** Start of Stored rows **
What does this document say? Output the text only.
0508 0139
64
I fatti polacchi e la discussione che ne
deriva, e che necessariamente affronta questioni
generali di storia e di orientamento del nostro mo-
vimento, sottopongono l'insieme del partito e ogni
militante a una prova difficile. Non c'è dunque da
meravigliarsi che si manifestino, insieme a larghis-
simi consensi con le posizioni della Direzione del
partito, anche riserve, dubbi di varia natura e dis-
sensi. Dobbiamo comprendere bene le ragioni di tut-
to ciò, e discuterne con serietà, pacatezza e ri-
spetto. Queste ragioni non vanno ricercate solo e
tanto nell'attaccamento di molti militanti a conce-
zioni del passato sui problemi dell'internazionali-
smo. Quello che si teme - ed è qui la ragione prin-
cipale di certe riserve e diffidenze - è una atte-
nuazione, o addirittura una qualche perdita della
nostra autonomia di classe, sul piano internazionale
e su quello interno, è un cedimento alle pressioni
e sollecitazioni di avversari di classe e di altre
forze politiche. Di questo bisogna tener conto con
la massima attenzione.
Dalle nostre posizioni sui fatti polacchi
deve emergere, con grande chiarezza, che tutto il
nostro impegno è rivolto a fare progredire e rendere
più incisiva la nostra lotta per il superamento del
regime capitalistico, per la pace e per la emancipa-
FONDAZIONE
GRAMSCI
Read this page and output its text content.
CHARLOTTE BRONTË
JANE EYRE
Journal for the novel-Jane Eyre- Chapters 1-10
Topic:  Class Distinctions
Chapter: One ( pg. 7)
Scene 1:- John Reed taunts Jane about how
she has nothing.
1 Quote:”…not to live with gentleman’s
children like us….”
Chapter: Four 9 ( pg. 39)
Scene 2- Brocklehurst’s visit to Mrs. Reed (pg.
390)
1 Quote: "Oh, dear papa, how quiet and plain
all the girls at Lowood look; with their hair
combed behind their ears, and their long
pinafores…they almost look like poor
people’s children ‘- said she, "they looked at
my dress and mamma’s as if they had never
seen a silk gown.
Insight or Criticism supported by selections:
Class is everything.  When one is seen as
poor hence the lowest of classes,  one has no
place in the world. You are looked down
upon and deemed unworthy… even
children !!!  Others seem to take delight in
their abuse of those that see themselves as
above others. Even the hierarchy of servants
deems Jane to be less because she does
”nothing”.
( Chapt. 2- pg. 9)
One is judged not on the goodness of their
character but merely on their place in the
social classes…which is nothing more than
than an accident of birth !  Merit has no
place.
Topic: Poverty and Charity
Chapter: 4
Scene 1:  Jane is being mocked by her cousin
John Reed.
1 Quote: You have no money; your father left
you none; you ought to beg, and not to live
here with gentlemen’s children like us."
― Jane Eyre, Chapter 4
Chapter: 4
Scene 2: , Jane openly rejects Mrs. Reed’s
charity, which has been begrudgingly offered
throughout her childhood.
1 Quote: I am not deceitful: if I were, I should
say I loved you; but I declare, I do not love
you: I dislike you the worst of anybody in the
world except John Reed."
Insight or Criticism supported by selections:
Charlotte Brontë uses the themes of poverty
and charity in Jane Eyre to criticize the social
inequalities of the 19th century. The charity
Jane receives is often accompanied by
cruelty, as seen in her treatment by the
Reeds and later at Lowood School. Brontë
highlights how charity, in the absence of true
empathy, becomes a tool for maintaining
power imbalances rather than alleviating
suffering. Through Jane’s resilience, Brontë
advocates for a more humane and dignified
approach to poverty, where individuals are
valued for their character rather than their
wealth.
** End of Stored rows **
> What the task requires
Collect from the data above every line that includes "seen".

> The answer
seen a silk gown.
Class is everything.  When one is seen as
cruelty, as seen in her treatment by the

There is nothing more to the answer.